→ Task description:
List each line of the data that holds the string "ylabel", please.

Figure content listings
★ ★ ★
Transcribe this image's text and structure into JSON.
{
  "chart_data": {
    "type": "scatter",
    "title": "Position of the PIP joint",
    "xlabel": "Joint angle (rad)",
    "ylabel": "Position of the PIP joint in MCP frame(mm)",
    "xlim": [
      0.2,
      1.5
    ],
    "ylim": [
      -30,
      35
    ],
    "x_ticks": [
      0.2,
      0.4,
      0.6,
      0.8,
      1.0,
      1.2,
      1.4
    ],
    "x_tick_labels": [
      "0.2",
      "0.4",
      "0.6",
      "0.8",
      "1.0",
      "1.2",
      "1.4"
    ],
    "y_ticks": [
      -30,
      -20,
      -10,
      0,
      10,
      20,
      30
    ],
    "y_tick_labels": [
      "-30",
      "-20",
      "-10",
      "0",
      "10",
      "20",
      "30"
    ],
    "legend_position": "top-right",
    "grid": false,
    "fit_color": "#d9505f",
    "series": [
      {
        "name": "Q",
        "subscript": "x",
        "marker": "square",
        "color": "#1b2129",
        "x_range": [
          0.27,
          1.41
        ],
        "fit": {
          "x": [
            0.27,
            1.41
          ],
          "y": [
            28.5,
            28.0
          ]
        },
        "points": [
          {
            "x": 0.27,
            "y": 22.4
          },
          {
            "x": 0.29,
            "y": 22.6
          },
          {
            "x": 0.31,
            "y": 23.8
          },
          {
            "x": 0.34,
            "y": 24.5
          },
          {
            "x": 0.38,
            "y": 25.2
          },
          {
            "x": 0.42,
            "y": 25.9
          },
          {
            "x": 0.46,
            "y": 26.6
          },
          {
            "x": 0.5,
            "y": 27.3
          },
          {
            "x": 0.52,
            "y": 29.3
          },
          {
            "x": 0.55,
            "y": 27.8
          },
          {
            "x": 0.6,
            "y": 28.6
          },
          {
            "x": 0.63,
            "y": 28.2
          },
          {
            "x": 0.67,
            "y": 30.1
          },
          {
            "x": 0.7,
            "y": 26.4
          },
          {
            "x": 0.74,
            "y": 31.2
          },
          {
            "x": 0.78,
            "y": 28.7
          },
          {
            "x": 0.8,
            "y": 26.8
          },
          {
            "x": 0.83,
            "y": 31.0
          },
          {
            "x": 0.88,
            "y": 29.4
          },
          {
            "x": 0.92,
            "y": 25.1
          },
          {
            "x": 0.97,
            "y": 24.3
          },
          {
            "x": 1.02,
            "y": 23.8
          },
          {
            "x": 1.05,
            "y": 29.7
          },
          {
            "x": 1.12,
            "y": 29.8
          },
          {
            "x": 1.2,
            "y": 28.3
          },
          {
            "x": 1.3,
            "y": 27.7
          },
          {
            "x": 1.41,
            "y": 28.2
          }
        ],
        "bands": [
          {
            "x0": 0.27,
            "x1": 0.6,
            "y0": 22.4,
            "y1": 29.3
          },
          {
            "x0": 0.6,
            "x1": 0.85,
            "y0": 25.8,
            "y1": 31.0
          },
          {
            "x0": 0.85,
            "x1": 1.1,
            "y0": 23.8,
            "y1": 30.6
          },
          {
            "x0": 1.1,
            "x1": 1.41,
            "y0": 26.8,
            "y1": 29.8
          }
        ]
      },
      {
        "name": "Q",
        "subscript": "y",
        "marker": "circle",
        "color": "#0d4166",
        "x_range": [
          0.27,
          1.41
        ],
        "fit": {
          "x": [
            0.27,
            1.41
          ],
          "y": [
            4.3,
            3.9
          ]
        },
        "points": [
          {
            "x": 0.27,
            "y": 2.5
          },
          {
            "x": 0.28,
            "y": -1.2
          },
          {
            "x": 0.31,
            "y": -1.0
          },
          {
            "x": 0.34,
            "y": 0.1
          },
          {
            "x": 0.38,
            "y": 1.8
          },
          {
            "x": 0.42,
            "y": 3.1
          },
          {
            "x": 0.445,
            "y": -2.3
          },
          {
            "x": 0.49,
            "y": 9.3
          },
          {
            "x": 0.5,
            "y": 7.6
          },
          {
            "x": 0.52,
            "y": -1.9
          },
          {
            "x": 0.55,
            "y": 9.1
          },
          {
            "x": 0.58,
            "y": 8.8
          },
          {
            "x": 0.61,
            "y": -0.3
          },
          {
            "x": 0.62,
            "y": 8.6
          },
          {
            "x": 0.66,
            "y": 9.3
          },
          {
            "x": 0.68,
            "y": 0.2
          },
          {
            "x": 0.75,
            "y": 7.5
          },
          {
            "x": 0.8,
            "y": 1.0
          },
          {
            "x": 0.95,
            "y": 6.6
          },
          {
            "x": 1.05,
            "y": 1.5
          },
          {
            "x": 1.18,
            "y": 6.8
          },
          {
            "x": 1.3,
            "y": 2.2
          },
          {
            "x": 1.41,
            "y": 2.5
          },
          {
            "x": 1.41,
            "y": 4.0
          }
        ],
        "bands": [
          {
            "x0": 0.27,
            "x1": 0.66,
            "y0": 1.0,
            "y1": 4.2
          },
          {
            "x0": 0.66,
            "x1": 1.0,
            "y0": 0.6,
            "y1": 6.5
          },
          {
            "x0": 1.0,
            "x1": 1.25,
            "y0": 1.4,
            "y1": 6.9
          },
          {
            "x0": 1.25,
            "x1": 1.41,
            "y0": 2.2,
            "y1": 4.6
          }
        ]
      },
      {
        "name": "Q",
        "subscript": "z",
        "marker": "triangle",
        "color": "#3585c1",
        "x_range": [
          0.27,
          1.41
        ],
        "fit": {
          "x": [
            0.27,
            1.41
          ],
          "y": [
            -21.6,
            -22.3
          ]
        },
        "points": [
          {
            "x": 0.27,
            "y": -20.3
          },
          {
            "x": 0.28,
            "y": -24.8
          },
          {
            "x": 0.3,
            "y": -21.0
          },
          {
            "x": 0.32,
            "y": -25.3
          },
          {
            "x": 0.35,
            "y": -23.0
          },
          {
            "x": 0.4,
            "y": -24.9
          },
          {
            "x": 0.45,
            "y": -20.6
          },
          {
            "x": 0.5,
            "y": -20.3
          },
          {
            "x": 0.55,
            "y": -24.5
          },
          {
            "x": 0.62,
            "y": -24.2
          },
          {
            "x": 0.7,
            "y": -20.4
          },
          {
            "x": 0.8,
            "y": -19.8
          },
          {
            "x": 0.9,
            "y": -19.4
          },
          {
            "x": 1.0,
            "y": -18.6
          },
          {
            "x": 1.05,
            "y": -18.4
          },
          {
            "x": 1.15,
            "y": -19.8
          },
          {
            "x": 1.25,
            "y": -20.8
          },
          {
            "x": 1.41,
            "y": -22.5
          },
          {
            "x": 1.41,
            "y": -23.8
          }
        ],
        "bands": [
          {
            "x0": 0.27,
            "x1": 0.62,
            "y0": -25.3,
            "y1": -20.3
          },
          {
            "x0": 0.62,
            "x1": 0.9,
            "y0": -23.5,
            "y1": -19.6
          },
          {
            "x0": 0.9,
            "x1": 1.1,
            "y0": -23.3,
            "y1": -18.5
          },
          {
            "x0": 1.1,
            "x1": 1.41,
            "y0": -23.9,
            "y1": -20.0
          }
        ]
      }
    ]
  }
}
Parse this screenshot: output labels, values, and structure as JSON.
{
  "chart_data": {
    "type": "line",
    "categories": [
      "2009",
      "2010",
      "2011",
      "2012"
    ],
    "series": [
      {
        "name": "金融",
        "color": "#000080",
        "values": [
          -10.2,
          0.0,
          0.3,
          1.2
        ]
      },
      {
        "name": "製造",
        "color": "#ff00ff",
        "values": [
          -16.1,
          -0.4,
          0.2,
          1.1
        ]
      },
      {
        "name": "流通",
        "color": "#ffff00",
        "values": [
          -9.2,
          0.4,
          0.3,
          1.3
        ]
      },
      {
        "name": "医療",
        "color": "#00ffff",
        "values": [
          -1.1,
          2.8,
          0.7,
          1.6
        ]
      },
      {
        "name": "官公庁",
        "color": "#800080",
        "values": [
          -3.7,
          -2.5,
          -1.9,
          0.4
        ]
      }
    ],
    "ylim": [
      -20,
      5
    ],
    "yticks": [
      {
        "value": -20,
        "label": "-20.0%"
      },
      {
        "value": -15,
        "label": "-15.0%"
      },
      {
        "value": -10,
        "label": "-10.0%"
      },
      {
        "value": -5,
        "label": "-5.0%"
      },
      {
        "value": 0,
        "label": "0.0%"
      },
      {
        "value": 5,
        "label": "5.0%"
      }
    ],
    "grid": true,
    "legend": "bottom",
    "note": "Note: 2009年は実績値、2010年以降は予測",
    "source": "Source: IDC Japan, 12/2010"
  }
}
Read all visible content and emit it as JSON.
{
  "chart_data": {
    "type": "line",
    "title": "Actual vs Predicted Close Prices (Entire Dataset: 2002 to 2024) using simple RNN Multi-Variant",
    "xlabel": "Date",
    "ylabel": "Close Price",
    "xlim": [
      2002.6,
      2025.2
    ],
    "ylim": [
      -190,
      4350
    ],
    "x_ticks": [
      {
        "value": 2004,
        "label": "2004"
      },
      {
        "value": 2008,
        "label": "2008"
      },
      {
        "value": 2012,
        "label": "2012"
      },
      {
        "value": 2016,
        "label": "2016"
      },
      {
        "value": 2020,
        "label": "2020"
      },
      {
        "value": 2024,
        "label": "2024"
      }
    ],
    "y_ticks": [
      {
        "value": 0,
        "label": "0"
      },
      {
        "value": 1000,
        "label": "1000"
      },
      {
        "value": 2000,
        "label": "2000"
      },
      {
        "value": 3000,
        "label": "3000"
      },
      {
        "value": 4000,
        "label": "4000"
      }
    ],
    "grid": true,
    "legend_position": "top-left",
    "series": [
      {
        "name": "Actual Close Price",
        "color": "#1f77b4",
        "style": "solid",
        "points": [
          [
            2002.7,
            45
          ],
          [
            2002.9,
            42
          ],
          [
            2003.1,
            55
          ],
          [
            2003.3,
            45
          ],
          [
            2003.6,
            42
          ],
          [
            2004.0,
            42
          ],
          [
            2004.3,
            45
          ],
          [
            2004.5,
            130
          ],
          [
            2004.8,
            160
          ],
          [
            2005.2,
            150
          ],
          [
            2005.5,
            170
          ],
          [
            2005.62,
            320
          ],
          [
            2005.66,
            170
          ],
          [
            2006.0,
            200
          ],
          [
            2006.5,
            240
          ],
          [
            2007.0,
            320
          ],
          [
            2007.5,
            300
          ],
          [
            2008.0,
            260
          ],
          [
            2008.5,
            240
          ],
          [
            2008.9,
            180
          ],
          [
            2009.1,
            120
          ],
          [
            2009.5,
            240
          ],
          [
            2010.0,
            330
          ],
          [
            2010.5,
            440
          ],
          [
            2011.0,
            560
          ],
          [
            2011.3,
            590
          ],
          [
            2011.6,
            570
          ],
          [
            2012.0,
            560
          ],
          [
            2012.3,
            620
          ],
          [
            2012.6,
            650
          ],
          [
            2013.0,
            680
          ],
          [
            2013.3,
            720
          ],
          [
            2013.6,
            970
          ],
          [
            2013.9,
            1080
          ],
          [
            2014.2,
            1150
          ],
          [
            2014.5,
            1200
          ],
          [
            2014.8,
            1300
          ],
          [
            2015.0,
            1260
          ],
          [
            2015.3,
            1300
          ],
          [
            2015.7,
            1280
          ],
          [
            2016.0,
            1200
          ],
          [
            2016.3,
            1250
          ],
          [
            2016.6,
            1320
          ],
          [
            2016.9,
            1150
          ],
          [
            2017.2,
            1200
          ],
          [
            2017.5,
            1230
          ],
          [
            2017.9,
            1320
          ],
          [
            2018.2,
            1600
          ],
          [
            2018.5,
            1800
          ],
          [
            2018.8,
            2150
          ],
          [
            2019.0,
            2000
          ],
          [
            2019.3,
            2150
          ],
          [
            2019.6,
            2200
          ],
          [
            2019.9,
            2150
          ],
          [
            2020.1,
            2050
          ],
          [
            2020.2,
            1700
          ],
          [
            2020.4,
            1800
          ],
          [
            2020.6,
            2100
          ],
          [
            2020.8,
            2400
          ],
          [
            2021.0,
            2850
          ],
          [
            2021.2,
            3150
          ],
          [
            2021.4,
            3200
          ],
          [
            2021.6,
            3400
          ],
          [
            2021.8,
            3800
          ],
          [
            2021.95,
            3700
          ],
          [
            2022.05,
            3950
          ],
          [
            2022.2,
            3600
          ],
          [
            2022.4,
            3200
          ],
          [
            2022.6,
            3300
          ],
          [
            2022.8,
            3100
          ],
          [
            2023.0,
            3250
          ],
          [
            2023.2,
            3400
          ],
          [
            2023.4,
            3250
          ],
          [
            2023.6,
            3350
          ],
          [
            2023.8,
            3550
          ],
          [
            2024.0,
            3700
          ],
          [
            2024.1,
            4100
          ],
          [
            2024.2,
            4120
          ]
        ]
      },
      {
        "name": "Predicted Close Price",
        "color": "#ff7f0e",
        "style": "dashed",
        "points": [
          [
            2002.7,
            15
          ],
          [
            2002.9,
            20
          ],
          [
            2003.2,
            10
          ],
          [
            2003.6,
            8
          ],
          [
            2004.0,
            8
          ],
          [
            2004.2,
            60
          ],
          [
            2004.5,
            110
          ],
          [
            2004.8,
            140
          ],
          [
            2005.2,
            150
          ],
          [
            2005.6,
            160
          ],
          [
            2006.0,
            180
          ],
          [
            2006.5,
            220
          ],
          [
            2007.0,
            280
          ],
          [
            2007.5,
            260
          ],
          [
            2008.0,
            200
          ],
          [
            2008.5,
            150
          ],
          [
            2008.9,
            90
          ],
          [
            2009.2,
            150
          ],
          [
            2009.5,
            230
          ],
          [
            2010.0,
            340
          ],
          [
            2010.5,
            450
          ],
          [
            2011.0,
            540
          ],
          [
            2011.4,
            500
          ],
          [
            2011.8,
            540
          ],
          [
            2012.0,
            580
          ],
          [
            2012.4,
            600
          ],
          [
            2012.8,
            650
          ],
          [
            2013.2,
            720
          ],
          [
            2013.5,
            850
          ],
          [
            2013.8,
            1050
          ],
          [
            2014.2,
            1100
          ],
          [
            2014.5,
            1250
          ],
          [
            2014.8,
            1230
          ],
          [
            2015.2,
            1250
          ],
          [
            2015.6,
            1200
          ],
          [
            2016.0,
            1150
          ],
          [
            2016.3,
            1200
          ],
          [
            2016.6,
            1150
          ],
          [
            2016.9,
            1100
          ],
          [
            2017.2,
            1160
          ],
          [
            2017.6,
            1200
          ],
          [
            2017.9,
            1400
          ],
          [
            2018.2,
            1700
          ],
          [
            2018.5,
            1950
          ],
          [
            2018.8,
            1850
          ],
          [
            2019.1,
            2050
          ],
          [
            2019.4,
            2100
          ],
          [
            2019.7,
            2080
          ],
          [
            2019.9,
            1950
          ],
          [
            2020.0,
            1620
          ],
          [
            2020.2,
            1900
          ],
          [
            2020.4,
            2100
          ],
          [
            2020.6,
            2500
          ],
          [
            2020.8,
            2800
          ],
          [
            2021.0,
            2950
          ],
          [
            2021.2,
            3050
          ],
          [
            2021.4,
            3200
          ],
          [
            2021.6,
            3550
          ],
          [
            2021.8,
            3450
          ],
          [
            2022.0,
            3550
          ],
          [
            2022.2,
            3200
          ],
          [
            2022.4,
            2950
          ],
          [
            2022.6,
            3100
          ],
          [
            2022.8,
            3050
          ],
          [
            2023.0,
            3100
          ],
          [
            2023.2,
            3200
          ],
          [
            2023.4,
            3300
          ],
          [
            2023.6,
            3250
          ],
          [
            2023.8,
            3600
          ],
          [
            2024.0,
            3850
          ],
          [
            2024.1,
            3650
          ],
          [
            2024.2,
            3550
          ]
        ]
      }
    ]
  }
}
★ ★ ★
→ Response to this exercise:
    "ylabel": "Position of the PIP joint in MCP frame(mm)",
    "ylabel": "Close Price",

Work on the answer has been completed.